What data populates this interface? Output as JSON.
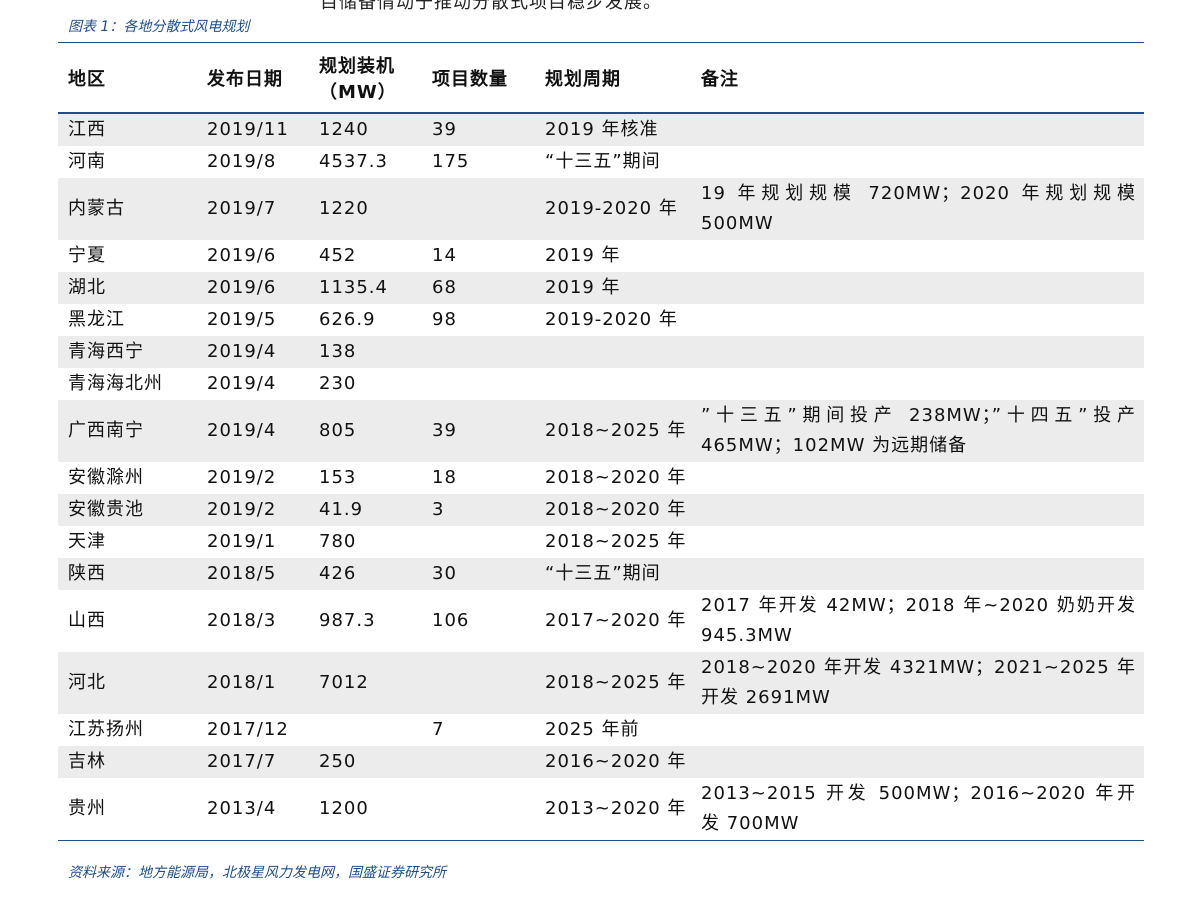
{
  "top_text": "目储备情动于推动分散式项目稳步发展。",
  "caption": "图表 1：各地分散式风电规划",
  "headers": [
    "地区",
    "发布日期",
    "规划装机（MW）",
    "项目数量",
    "规划周期",
    "备注"
  ],
  "header_parts": {
    "capacity_line1": "规划装机",
    "capacity_line2": "（MW）"
  },
  "rows": [
    {
      "region": "江西",
      "date": "2019/11",
      "capacity": "1240",
      "count": "39",
      "period": "2019 年核准",
      "note": ""
    },
    {
      "region": "河南",
      "date": "2019/8",
      "capacity": "4537.3",
      "count": "175",
      "period": "“十三五”期间",
      "note": ""
    },
    {
      "region": "内蒙古",
      "date": "2019/7",
      "capacity": "1220",
      "count": "",
      "period": "2019-2020 年",
      "note": "19 年规划规模 720MW；2020 年规划规模 500MW"
    },
    {
      "region": "宁夏",
      "date": "2019/6",
      "capacity": "452",
      "count": "14",
      "period": "2019 年",
      "note": ""
    },
    {
      "region": "湖北",
      "date": "2019/6",
      "capacity": "1135.4",
      "count": "68",
      "period": "2019 年",
      "note": ""
    },
    {
      "region": "黑龙江",
      "date": "2019/5",
      "capacity": "626.9",
      "count": "98",
      "period": "2019-2020 年",
      "note": ""
    },
    {
      "region": "青海西宁",
      "date": "2019/4",
      "capacity": "138",
      "count": "",
      "period": "",
      "note": ""
    },
    {
      "region": "青海海北州",
      "date": "2019/4",
      "capacity": "230",
      "count": "",
      "period": "",
      "note": ""
    },
    {
      "region": "广西南宁",
      "date": "2019/4",
      "capacity": "805",
      "count": "39",
      "period": "2018~2025 年",
      "note": "”十三五”期间投产 238MW；”十四五”投产 465MW；102MW 为远期储备"
    },
    {
      "region": "安徽滁州",
      "date": "2019/2",
      "capacity": "153",
      "count": "18",
      "period": "2018~2020 年",
      "note": ""
    },
    {
      "region": "安徽贵池",
      "date": "2019/2",
      "capacity": "41.9",
      "count": "3",
      "period": "2018~2020 年",
      "note": ""
    },
    {
      "region": "天津",
      "date": "2019/1",
      "capacity": "780",
      "count": "",
      "period": "2018~2025 年",
      "note": ""
    },
    {
      "region": "陕西",
      "date": "2018/5",
      "capacity": "426",
      "count": "30",
      "period": "“十三五”期间",
      "note": ""
    },
    {
      "region": "山西",
      "date": "2018/3",
      "capacity": "987.3",
      "count": "106",
      "period": "2017~2020 年",
      "note": "2017 年开发 42MW；2018 年~2020 奶奶开发 945.3MW"
    },
    {
      "region": "河北",
      "date": "2018/1",
      "capacity": "7012",
      "count": "",
      "period": "2018~2025 年",
      "note": "2018~2020 年开发 4321MW；2021~2025 年开发 2691MW"
    },
    {
      "region": "江苏扬州",
      "date": "2017/12",
      "capacity": "",
      "count": "7",
      "period": "2025 年前",
      "note": ""
    },
    {
      "region": "吉林",
      "date": "2017/7",
      "capacity": "250",
      "count": "",
      "period": "2016~2020 年",
      "note": ""
    },
    {
      "region": "贵州",
      "date": "2013/4",
      "capacity": "1200",
      "count": "",
      "period": "2013~2020 年",
      "note": "2013~2015 开发 500MW；2016~2020 年开发 700MW"
    }
  ],
  "source": "资料来源：地方能源局，北极星风力发电网，国盛证券研究所",
  "colors": {
    "accent": "#1f4e8c",
    "row_shade": "#ececec"
  }
}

□ □ □ □ □

Direction
Copy the whole of the material above exactly, but not its images.

Response
What data populates this interface? Output as JSON.
{
  "top_text": "目储备情动于推动分散式项目稳步发展。",
  "caption": "图表 1：各地分散式风电规划",
  "headers": [
    "地区",
    "发布日期",
    "规划装机（MW）",
    "项目数量",
    "规划周期",
    "备注"
  ],
  "header_parts": {
    "capacity_line1": "规划装机",
    "capacity_line2": "（MW）"
  },
  "rows": [
    {
      "region": "江西",
      "date": "2019/11",
      "capacity": "1240",
      "count": "39",
      "period": "2019 年核准",
      "note": ""
    },
    {
      "region": "河南",
      "date": "2019/8",
      "capacity": "4537.3",
      "count": "175",
      "period": "“十三五”期间",
      "note": ""
    },
    {
      "region": "内蒙古",
      "date": "2019/7",
      "capacity": "1220",
      "count": "",
      "period": "2019-2020 年",
      "note": "19 年规划规模 720MW；2020 年规划规模 500MW"
    },
    {
      "region": "宁夏",
      "date": "2019/6",
      "capacity": "452",
      "count": "14",
      "period": "2019 年",
      "note": ""
    },
    {
      "region": "湖北",
      "date": "2019/6",
      "capacity": "1135.4",
      "count": "68",
      "period": "2019 年",
      "note": ""
    },
    {
      "region": "黑龙江",
      "date": "2019/5",
      "capacity": "626.9",
      "count": "98",
      "period": "2019-2020 年",
      "note": ""
    },
    {
      "region": "青海西宁",
      "date": "2019/4",
      "capacity": "138",
      "count": "",
      "period": "",
      "note": ""
    },
    {
      "region": "青海海北州",
      "date": "2019/4",
      "capacity": "230",
      "count": "",
      "period": "",
      "note": ""
    },
    {
      "region": "广西南宁",
      "date": "2019/4",
      "capacity": "805",
      "count": "39",
      "period": "2018~2025 年",
      "note": "”十三五”期间投产 238MW；”十四五”投产 465MW；102MW 为远期储备"
    },
    {
      "region": "安徽滁州",
      "date": "2019/2",
      "capacity": "153",
      "count": "18",
      "period": "2018~2020 年",
      "note": ""
    },
    {
      "region": "安徽贵池",
      "date": "2019/2",
      "capacity": "41.9",
      "count": "3",
      "period": "2018~2020 年",
      "note": ""
    },
    {
      "region": "天津",
      "date": "2019/1",
      "capacity": "780",
      "count": "",
      "period": "2018~2025 年",
      "note": ""
    },
    {
      "region": "陕西",
      "date": "2018/5",
      "capacity": "426",
      "count": "30",
      "period": "“十三五”期间",
      "note": ""
    },
    {
      "region": "山西",
      "date": "2018/3",
      "capacity": "987.3",
      "count": "106",
      "period": "2017~2020 年",
      "note": "2017 年开发 42MW；2018 年~2020 奶奶开发 945.3MW"
    },
    {
      "region": "河北",
      "date": "2018/1",
      "capacity": "7012",
      "count": "",
      "period": "2018~2025 年",
      "note": "2018~2020 年开发 4321MW；2021~2025 年开发 2691MW"
    },
    {
      "region": "江苏扬州",
      "date": "2017/12",
      "capacity": "",
      "count": "7",
      "period": "2025 年前",
      "note": ""
    },
    {
      "region": "吉林",
      "date": "2017/7",
      "capacity": "250",
      "count": "",
      "period": "2016~2020 年",
      "note": ""
    },
    {
      "region": "贵州",
      "date": "2013/4",
      "capacity": "1200",
      "count": "",
      "period": "2013~2020 年",
      "note": "2013~2015 开发 500MW；2016~2020 年开发 700MW"
    }
  ],
  "source": "资料来源：地方能源局，北极星风力发电网，国盛证券研究所",
  "colors": {
    "accent": "#1f4e8c",
    "row_shade": "#ececec"
  }
}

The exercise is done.